[Start of Material for the task]

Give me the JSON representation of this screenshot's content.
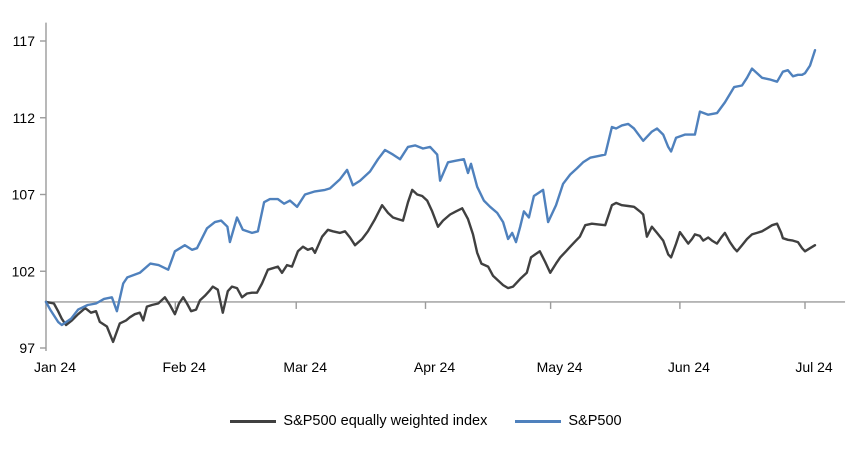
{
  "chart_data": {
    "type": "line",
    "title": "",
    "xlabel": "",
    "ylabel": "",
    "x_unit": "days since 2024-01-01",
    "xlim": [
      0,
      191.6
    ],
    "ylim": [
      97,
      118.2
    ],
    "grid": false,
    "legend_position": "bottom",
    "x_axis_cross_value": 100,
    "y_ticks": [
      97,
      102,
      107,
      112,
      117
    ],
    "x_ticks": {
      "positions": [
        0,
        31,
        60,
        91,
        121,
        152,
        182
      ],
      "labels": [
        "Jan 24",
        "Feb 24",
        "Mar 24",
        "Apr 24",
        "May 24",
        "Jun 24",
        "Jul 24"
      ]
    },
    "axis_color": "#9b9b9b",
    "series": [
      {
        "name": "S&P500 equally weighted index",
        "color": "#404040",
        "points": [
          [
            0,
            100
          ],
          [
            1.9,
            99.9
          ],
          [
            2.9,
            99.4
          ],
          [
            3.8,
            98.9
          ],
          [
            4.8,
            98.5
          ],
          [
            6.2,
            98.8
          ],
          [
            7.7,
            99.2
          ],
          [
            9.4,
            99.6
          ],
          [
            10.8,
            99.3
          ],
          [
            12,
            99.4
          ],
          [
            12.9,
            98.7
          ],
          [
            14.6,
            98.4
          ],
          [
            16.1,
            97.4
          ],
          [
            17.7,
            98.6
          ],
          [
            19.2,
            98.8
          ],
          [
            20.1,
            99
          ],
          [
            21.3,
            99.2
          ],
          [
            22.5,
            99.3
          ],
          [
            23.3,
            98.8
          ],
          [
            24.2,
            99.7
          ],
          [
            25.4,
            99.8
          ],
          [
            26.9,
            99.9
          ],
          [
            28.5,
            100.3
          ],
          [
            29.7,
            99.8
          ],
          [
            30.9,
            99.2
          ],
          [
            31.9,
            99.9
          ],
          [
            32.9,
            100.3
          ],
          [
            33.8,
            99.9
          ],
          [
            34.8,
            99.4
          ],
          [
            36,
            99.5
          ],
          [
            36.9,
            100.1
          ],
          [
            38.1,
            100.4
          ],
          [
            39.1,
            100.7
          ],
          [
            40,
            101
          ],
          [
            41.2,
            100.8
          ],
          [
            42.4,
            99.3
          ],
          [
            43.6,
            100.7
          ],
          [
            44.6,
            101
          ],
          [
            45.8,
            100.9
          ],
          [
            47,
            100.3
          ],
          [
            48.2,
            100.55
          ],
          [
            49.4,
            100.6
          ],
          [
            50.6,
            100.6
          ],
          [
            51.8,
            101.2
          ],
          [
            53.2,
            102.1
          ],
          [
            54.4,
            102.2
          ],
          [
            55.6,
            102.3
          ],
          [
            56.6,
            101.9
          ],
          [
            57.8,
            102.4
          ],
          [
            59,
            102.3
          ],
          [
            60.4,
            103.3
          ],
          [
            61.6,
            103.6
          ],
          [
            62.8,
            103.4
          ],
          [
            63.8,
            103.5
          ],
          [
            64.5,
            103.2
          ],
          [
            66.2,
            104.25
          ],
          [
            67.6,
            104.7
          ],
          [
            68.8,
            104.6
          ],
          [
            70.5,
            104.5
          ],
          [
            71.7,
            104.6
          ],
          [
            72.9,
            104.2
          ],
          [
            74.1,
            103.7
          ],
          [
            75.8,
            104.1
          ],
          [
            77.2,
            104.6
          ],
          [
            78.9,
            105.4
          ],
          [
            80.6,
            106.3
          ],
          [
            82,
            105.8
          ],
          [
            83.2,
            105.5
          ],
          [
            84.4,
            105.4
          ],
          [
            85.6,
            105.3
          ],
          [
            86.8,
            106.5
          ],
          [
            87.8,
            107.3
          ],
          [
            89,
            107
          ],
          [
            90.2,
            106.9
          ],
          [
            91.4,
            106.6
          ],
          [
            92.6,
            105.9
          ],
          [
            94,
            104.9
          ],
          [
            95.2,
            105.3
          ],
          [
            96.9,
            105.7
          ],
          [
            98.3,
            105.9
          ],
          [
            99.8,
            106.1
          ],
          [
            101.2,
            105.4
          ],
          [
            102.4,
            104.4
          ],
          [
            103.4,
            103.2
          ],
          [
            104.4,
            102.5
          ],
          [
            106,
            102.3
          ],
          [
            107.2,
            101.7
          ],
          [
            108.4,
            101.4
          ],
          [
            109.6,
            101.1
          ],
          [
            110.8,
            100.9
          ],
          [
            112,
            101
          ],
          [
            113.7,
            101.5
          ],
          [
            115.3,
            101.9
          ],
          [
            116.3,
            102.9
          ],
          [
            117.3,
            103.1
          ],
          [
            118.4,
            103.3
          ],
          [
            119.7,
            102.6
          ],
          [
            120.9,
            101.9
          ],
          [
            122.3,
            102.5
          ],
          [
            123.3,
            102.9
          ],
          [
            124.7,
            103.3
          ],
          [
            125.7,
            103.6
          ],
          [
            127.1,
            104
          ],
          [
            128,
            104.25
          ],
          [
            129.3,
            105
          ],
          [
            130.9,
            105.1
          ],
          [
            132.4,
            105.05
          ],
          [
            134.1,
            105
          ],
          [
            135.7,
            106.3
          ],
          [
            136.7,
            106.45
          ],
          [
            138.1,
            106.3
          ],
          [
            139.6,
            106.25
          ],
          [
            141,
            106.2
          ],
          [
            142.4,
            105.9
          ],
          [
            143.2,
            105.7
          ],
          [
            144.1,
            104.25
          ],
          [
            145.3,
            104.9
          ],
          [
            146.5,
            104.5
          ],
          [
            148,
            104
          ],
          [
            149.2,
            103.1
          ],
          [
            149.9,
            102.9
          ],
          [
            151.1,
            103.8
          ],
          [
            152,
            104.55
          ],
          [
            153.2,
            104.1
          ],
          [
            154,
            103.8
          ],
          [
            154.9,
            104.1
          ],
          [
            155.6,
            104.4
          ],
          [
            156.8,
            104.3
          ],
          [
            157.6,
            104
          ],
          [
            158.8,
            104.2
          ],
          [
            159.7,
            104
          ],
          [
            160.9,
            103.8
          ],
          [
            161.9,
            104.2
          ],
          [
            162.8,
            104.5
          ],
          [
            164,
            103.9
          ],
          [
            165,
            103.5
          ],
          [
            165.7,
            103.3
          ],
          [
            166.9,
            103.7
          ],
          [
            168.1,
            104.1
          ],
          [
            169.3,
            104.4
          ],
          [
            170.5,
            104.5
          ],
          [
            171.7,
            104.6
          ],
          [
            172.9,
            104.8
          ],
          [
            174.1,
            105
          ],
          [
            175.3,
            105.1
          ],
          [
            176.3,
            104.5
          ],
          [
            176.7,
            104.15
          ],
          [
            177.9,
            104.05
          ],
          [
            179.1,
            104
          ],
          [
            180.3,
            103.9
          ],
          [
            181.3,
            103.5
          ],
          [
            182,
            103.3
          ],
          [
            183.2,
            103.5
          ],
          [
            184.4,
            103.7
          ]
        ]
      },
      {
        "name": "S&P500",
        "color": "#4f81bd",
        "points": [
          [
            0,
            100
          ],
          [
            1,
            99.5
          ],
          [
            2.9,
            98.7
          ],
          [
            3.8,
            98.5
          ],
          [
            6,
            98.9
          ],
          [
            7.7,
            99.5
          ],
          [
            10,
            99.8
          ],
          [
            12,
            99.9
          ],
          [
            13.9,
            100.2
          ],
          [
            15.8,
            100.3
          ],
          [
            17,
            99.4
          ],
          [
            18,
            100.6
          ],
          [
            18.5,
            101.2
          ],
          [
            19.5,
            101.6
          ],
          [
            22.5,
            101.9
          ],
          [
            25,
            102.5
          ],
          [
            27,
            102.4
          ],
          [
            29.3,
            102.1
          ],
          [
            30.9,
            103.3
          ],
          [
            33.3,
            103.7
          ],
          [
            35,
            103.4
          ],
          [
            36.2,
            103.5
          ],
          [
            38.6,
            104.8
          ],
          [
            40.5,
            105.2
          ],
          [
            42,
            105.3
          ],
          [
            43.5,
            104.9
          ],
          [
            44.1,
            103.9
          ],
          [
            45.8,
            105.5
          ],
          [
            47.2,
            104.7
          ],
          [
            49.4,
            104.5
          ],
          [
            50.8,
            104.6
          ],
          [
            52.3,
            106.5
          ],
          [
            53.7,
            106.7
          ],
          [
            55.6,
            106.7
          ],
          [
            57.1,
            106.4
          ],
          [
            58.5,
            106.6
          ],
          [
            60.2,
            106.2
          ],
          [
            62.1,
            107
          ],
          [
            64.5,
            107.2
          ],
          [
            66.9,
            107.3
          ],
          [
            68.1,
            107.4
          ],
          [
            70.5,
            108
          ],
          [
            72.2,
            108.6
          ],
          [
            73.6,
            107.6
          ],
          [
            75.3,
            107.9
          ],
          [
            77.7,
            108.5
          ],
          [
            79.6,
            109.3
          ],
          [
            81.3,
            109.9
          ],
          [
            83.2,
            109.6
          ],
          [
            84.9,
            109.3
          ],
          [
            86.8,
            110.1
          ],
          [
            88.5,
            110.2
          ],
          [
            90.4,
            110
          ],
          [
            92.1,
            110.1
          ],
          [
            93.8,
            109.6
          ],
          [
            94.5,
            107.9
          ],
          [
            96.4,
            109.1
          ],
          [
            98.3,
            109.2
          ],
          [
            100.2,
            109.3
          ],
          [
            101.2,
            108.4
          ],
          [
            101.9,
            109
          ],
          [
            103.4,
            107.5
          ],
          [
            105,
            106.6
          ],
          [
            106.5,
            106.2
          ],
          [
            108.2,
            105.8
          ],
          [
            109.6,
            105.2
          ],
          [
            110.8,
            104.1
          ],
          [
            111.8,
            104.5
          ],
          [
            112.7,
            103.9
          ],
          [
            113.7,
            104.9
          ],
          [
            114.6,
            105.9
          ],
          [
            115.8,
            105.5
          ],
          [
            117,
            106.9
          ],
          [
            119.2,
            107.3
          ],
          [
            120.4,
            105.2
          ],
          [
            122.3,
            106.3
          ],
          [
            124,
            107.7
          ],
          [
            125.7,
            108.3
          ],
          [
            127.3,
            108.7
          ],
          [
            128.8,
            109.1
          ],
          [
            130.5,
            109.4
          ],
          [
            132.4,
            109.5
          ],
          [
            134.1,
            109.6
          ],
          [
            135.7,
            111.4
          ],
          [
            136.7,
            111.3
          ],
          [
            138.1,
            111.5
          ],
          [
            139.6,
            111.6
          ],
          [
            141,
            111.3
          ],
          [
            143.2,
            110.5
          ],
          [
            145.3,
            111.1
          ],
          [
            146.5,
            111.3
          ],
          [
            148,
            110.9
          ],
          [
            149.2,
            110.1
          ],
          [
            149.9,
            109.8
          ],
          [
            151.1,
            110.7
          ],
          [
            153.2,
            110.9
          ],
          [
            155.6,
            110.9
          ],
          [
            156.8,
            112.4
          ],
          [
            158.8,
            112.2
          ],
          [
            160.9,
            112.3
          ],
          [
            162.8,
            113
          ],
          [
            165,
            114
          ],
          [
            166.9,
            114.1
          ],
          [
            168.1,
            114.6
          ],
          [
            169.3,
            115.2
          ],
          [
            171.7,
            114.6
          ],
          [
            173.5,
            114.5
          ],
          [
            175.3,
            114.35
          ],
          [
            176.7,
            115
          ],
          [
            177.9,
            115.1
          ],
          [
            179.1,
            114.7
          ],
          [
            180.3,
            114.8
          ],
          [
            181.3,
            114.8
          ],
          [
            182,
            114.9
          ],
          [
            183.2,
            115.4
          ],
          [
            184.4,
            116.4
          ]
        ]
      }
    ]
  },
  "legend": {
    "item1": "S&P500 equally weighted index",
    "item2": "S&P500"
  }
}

[End of Material for the task]

* _The exercise_
Take each line of the material that contains the word "index" and list it.

* _Worked answer_
        "name": "S&P500 equally weighted index",
    "item1": "S&P500 equally weighted index",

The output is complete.